§ Given task: Extract each line of the data and write it out again exactly.

[BEGIN Data section]

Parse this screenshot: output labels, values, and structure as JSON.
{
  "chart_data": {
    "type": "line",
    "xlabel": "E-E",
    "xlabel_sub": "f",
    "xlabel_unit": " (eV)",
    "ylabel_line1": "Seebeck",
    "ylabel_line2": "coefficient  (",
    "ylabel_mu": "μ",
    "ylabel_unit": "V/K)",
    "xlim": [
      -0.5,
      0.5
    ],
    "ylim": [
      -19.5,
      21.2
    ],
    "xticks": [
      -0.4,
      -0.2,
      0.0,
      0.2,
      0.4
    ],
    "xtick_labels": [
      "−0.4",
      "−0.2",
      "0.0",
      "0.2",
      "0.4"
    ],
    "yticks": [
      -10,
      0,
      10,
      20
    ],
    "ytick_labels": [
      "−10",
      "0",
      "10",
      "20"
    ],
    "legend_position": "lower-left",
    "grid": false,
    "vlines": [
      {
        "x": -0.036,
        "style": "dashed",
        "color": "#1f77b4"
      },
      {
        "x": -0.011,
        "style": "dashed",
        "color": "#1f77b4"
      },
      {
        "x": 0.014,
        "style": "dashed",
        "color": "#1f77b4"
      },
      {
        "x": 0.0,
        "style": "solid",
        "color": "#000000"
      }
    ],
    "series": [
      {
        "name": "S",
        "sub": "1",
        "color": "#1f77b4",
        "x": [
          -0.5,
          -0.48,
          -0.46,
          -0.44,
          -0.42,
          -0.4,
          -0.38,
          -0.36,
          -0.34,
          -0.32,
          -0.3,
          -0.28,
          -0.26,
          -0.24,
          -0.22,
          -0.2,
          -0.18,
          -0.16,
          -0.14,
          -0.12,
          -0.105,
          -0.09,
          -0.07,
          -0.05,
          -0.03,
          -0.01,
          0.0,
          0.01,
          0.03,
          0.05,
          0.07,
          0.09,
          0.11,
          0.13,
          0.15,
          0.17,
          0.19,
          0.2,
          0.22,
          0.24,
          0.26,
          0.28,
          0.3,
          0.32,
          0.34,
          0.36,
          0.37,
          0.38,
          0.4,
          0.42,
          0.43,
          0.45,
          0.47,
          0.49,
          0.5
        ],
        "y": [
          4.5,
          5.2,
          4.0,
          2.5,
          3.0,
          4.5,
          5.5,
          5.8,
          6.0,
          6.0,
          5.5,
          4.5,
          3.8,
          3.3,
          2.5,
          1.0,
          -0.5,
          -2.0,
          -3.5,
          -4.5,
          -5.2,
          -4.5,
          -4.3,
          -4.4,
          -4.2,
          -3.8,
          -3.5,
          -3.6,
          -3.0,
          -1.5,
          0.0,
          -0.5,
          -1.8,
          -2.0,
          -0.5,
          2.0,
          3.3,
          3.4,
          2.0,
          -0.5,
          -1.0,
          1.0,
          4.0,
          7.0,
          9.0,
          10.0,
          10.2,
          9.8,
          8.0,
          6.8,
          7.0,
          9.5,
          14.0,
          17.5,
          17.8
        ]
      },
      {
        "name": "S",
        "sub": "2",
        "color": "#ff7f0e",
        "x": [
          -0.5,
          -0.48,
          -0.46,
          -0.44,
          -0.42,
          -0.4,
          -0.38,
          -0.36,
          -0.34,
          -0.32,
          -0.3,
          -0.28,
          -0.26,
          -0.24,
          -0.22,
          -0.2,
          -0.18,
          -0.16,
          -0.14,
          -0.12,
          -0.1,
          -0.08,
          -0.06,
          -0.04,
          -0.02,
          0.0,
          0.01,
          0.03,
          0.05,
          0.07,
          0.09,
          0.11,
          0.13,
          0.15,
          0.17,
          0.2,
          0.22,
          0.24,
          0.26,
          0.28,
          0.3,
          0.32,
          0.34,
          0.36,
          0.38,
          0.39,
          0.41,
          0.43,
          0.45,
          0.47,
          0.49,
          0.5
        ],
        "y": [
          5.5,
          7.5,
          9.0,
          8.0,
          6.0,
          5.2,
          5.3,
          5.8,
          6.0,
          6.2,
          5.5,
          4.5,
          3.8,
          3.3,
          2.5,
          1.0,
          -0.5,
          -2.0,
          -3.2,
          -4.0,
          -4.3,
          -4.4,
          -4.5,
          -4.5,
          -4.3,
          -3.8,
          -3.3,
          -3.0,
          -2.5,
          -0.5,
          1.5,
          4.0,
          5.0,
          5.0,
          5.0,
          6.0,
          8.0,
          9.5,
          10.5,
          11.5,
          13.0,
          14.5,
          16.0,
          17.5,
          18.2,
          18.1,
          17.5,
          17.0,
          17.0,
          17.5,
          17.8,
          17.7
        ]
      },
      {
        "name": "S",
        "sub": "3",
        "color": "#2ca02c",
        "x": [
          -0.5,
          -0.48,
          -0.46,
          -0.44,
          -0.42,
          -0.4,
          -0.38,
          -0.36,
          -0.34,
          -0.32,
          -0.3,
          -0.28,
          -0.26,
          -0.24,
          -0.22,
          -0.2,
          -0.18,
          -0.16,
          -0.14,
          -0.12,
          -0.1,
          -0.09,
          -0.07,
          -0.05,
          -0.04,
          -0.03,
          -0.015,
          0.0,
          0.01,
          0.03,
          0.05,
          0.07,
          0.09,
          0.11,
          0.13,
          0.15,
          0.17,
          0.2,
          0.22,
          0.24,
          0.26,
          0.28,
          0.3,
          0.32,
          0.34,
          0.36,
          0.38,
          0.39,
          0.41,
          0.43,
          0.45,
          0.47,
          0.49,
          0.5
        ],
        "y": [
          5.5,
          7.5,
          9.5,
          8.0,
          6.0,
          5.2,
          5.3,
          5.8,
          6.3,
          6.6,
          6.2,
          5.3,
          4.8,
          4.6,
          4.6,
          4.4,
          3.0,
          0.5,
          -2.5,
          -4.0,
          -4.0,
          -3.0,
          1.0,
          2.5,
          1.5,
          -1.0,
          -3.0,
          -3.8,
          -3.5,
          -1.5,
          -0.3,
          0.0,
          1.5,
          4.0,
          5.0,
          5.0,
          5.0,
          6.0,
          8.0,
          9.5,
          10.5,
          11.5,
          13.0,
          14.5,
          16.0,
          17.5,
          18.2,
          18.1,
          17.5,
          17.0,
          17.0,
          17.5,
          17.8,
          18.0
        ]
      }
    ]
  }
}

[END Data section]

§ Solved exercise:
Parse this screenshot: output labels, values, and structure as JSON.
{
  "chart_data": {
    "type": "line",
    "xlabel": "E-E",
    "xlabel_sub": "f",
    "xlabel_unit": " (eV)",
    "ylabel_line1": "Seebeck",
    "ylabel_line2": "coefficient  (",
    "ylabel_mu": "μ",
    "ylabel_unit": "V/K)",
    "xlim": [
      -0.5,
      0.5
    ],
    "ylim": [
      -19.5,
      21.2
    ],
    "xticks": [
      -0.4,
      -0.2,
      0.0,
      0.2,
      0.4
    ],
    "xtick_labels": [
      "−0.4",
      "−0.2",
      "0.0",
      "0.2",
      "0.4"
    ],
    "yticks": [
      -10,
      0,
      10,
      20
    ],
    "ytick_labels": [
      "−10",
      "0",
      "10",
      "20"
    ],
    "legend_position": "lower-left",
    "grid": false,
    "vlines": [
      {
        "x": -0.036,
        "style": "dashed",
        "color": "#1f77b4"
      },
      {
        "x": -0.011,
        "style": "dashed",
        "color": "#1f77b4"
      },
      {
        "x": 0.014,
        "style": "dashed",
        "color": "#1f77b4"
      },
      {
        "x": 0.0,
        "style": "solid",
        "color": "#000000"
      }
    ],
    "series": [
      {
        "name": "S",
        "sub": "1",
        "color": "#1f77b4",
        "x": [
          -0.5,
          -0.48,
          -0.46,
          -0.44,
          -0.42,
          -0.4,
          -0.38,
          -0.36,
          -0.34,
          -0.32,
          -0.3,
          -0.28,
          -0.26,
          -0.24,
          -0.22,
          -0.2,
          -0.18,
          -0.16,
          -0.14,
          -0.12,
          -0.105,
          -0.09,
          -0.07,
          -0.05,
          -0.03,
          -0.01,
          0.0,
          0.01,
          0.03,
          0.05,
          0.07,
          0.09,
          0.11,
          0.13,
          0.15,
          0.17,
          0.19,
          0.2,
          0.22,
          0.24,
          0.26,
          0.28,
          0.3,
          0.32,
          0.34,
          0.36,
          0.37,
          0.38,
          0.4,
          0.42,
          0.43,
          0.45,
          0.47,
          0.49,
          0.5
        ],
        "y": [
          4.5,
          5.2,
          4.0,
          2.5,
          3.0,
          4.5,
          5.5,
          5.8,
          6.0,
          6.0,
          5.5,
          4.5,
          3.8,
          3.3,
          2.5,
          1.0,
          -0.5,
          -2.0,
          -3.5,
          -4.5,
          -5.2,
          -4.5,
          -4.3,
          -4.4,
          -4.2,
          -3.8,
          -3.5,
          -3.6,
          -3.0,
          -1.5,
          0.0,
          -0.5,
          -1.8,
          -2.0,
          -0.5,
          2.0,
          3.3,
          3.4,
          2.0,
          -0.5,
          -1.0,
          1.0,
          4.0,
          7.0,
          9.0,
          10.0,
          10.2,
          9.8,
          8.0,
          6.8,
          7.0,
          9.5,
          14.0,
          17.5,
          17.8
        ]
      },
      {
        "name": "S",
        "sub": "2",
        "color": "#ff7f0e",
        "x": [
          -0.5,
          -0.48,
          -0.46,
          -0.44,
          -0.42,
          -0.4,
          -0.38,
          -0.36,
          -0.34,
          -0.32,
          -0.3,
          -0.28,
          -0.26,
          -0.24,
          -0.22,
          -0.2,
          -0.18,
          -0.16,
          -0.14,
          -0.12,
          -0.1,
          -0.08,
          -0.06,
          -0.04,
          -0.02,
          0.0,
          0.01,
          0.03,
          0.05,
          0.07,
          0.09,
          0.11,
          0.13,
          0.15,
          0.17,
          0.2,
          0.22,
          0.24,
          0.26,
          0.28,
          0.3,
          0.32,
          0.34,
          0.36,
          0.38,
          0.39,
          0.41,
          0.43,
          0.45,
          0.47,
          0.49,
          0.5
        ],
        "y": [
          5.5,
          7.5,
          9.0,
          8.0,
          6.0,
          5.2,
          5.3,
          5.8,
          6.0,
          6.2,
          5.5,
          4.5,
          3.8,
          3.3,
          2.5,
          1.0,
          -0.5,
          -2.0,
          -3.2,
          -4.0,
          -4.3,
          -4.4,
          -4.5,
          -4.5,
          -4.3,
          -3.8,
          -3.3,
          -3.0,
          -2.5,
          -0.5,
          1.5,
          4.0,
          5.0,
          5.0,
          5.0,
          6.0,
          8.0,
          9.5,
          10.5,
          11.5,
          13.0,
          14.5,
          16.0,
          17.5,
          18.2,
          18.1,
          17.5,
          17.0,
          17.0,
          17.5,
          17.8,
          17.7
        ]
      },
      {
        "name": "S",
        "sub": "3",
        "color": "#2ca02c",
        "x": [
          -0.5,
          -0.48,
          -0.46,
          -0.44,
          -0.42,
          -0.4,
          -0.38,
          -0.36,
          -0.34,
          -0.32,
          -0.3,
          -0.28,
          -0.26,
          -0.24,
          -0.22,
          -0.2,
          -0.18,
          -0.16,
          -0.14,
          -0.12,
          -0.1,
          -0.09,
          -0.07,
          -0.05,
          -0.04,
          -0.03,
          -0.015,
          0.0,
          0.01,
          0.03,
          0.05,
          0.07,
          0.09,
          0.11,
          0.13,
          0.15,
          0.17,
          0.2,
          0.22,
          0.24,
          0.26,
          0.28,
          0.3,
          0.32,
          0.34,
          0.36,
          0.38,
          0.39,
          0.41,
          0.43,
          0.45,
          0.47,
          0.49,
          0.5
        ],
        "y": [
          5.5,
          7.5,
          9.5,
          8.0,
          6.0,
          5.2,
          5.3,
          5.8,
          6.3,
          6.6,
          6.2,
          5.3,
          4.8,
          4.6,
          4.6,
          4.4,
          3.0,
          0.5,
          -2.5,
          -4.0,
          -4.0,
          -3.0,
          1.0,
          2.5,
          1.5,
          -1.0,
          -3.0,
          -3.8,
          -3.5,
          -1.5,
          -0.3,
          0.0,
          1.5,
          4.0,
          5.0,
          5.0,
          5.0,
          6.0,
          8.0,
          9.5,
          10.5,
          11.5,
          13.0,
          14.5,
          16.0,
          17.5,
          18.2,
          18.1,
          17.5,
          17.0,
          17.0,
          17.5,
          17.8,
          18.0
        ]
      }
    ]
  }
}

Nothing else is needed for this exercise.